→ **Element box annotations**
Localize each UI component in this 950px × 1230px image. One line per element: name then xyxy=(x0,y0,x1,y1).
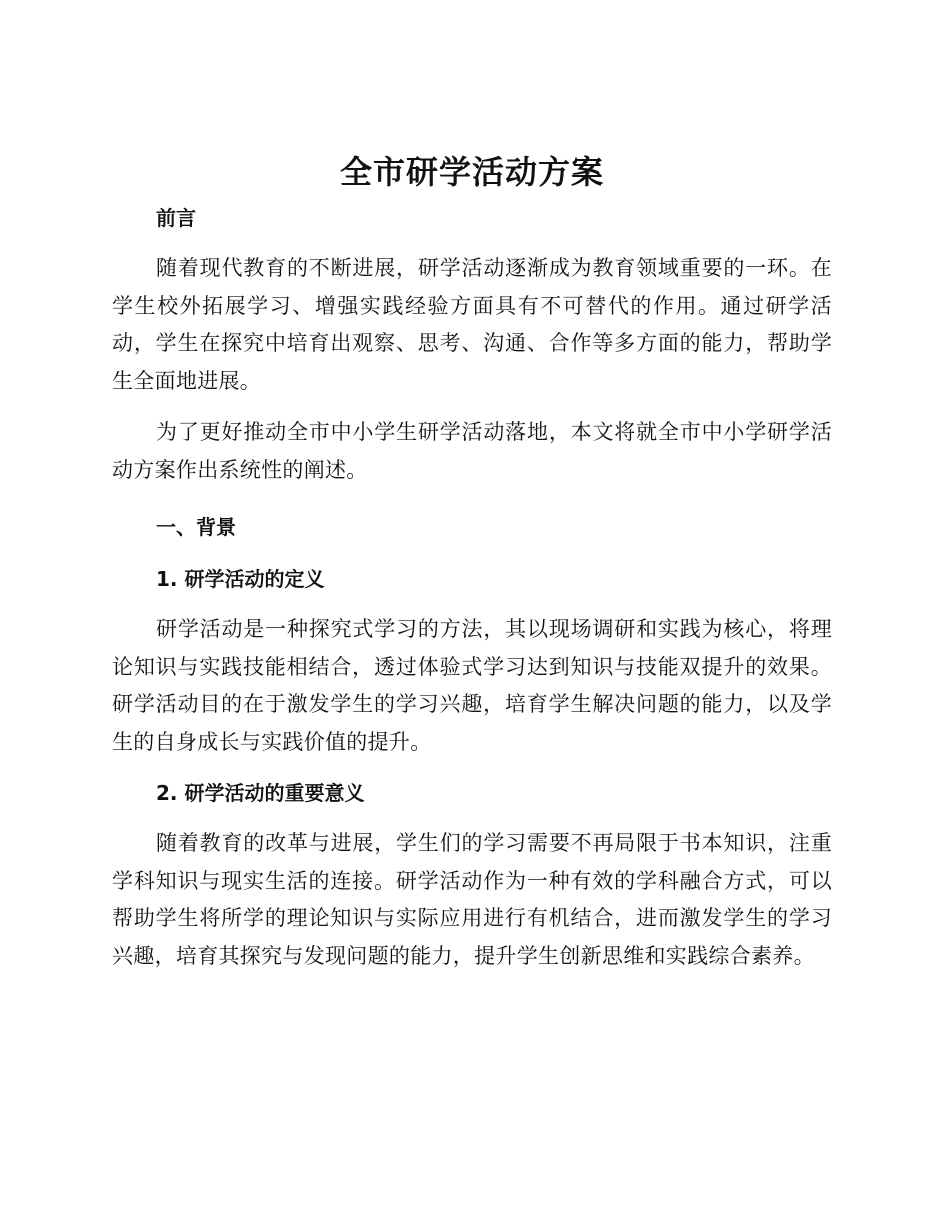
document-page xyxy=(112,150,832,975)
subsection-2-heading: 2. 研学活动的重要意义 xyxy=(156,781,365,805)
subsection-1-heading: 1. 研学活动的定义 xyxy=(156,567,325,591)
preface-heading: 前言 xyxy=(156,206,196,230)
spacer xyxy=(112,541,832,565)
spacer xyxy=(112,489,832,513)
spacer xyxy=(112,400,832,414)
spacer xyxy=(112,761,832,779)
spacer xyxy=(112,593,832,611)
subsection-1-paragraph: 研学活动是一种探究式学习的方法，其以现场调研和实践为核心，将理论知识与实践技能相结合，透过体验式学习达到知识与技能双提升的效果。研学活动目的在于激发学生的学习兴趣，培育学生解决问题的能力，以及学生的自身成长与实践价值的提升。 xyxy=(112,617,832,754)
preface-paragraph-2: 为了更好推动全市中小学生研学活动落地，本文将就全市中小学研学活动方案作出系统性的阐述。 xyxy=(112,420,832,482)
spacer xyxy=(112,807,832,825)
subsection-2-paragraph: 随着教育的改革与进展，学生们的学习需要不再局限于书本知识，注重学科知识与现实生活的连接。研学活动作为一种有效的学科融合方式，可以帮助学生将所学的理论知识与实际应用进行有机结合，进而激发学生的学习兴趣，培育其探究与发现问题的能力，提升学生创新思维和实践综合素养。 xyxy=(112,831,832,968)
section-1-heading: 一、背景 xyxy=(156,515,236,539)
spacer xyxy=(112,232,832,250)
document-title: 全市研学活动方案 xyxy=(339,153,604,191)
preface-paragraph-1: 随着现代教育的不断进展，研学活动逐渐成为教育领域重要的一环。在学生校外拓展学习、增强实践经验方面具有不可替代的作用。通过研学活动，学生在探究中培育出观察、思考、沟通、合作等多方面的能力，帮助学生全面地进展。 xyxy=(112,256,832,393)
* * *
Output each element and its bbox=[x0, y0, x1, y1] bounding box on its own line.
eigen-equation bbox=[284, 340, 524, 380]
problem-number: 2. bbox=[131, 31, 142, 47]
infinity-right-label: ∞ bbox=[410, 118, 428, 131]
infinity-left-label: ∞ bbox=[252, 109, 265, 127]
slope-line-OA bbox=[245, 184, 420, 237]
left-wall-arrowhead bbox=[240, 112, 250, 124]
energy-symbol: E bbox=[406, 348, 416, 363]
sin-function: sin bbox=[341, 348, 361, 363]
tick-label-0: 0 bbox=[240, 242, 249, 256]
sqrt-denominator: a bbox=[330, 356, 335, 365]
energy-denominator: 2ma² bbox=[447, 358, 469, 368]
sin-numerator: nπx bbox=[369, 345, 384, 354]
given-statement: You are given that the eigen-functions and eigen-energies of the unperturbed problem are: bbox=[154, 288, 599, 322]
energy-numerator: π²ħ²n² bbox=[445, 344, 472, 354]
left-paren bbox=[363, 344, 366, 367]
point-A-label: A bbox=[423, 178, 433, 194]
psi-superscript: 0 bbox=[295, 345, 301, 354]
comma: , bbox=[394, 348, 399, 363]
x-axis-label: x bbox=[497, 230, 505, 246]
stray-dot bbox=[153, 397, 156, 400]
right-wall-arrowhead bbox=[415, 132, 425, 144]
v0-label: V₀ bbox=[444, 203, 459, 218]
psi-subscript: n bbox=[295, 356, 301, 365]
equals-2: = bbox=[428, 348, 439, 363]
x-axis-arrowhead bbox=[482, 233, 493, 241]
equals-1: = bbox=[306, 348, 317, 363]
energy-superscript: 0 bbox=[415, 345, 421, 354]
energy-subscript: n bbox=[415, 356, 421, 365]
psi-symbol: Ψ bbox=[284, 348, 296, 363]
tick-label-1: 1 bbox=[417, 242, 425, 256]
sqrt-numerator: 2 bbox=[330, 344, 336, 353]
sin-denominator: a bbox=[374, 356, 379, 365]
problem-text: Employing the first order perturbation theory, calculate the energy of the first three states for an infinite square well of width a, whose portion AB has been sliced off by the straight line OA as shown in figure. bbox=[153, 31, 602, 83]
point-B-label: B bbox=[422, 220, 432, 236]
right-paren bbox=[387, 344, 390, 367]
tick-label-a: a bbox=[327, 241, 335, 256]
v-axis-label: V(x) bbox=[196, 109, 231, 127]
==
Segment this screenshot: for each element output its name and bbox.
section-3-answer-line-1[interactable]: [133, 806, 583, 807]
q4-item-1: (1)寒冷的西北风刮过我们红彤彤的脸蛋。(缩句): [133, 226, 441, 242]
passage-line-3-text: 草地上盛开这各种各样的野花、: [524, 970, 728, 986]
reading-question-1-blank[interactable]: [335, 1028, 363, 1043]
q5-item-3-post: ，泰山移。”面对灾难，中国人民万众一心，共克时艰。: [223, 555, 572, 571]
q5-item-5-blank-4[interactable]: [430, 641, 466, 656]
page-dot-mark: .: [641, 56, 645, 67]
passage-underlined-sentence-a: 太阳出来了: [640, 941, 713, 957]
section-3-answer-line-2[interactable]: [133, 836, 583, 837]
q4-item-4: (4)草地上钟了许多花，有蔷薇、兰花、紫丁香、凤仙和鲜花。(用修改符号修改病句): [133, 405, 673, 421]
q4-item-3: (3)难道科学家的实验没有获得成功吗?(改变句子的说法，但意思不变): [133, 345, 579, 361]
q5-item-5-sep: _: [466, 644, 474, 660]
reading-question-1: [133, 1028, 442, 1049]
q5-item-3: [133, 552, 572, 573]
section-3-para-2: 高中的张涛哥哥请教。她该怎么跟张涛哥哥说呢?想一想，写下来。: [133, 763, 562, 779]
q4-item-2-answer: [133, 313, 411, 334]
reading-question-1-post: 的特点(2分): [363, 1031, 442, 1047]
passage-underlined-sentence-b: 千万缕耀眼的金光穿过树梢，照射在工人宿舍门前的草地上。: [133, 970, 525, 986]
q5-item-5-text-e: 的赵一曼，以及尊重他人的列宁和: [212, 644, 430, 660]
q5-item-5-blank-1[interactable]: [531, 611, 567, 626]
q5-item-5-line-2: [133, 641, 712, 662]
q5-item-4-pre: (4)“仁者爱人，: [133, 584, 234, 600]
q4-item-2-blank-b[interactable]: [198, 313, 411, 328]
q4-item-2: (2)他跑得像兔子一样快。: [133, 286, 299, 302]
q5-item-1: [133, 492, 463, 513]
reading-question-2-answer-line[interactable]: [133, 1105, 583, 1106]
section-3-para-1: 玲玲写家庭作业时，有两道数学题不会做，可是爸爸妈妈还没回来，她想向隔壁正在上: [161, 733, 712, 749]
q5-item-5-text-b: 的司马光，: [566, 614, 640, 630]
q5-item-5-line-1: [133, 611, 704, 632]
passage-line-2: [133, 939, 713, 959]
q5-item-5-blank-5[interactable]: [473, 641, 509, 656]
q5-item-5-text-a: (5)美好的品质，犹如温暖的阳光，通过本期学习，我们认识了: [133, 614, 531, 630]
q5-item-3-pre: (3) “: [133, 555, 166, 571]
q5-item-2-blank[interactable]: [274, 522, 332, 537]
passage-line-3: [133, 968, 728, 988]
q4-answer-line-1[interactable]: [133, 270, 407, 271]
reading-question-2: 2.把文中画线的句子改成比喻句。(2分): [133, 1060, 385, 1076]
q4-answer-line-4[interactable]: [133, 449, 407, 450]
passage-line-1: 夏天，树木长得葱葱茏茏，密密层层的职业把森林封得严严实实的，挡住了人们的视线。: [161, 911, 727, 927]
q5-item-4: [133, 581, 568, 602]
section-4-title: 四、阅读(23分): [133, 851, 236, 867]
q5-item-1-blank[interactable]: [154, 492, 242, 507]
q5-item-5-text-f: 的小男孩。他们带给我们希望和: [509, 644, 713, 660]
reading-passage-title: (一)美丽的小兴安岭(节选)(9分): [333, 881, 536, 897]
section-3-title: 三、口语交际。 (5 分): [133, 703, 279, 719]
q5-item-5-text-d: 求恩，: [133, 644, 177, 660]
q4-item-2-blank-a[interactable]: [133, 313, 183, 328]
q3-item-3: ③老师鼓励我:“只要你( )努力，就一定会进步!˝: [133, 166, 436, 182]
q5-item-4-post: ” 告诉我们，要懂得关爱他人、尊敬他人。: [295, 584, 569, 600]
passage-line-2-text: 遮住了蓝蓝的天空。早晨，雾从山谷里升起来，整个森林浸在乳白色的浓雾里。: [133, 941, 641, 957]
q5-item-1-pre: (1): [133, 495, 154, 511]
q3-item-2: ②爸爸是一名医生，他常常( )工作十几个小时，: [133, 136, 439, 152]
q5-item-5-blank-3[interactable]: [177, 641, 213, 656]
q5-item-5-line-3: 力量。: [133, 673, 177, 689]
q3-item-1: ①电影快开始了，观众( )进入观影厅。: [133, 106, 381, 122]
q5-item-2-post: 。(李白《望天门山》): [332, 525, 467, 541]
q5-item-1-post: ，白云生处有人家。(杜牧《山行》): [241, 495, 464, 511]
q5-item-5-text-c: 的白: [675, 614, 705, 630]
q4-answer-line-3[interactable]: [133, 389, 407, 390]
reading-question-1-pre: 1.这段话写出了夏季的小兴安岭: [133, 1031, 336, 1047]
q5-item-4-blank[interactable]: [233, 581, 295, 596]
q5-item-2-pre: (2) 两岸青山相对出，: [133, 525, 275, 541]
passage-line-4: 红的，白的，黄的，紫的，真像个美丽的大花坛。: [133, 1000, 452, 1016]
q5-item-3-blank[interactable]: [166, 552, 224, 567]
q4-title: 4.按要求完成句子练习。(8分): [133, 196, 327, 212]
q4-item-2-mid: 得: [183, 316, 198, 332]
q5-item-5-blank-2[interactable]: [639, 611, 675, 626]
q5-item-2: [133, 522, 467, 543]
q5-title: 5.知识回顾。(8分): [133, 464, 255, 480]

→ **Problem description**
Revise the stretch from the line containing "Output each element" through the line containing "x-axis-label: x bbox=[497, 230, 505, 246]" by replacing "slope-line-OA" with "cutting-line-OA", and leave everything else unchanged.

→ **Task answer**
Output each element and its bbox=[x0, y0, x1, y1] bounding box on its own line.
eigen-equation bbox=[284, 340, 524, 380]
problem-number: 2. bbox=[131, 31, 142, 47]
infinity-right-label: ∞ bbox=[410, 118, 428, 131]
infinity-left-label: ∞ bbox=[252, 109, 265, 127]
cutting-line-OA bbox=[245, 184, 420, 237]
left-wall-arrowhead bbox=[240, 112, 250, 124]
energy-symbol: E bbox=[406, 348, 416, 363]
sin-function: sin bbox=[341, 348, 361, 363]
tick-label-0: 0 bbox=[240, 242, 249, 256]
sqrt-denominator: a bbox=[330, 356, 335, 365]
energy-denominator: 2ma² bbox=[447, 358, 469, 368]
sin-numerator: nπx bbox=[369, 345, 384, 354]
given-statement: You are given that the eigen-functions and eigen-energies of the unperturbed problem are: bbox=[154, 288, 599, 322]
energy-numerator: π²ħ²n² bbox=[445, 344, 472, 354]
left-paren bbox=[363, 344, 366, 367]
point-A-label: A bbox=[423, 178, 433, 194]
psi-superscript: 0 bbox=[295, 345, 301, 354]
comma: , bbox=[394, 348, 399, 363]
x-axis-label: x bbox=[497, 230, 505, 246]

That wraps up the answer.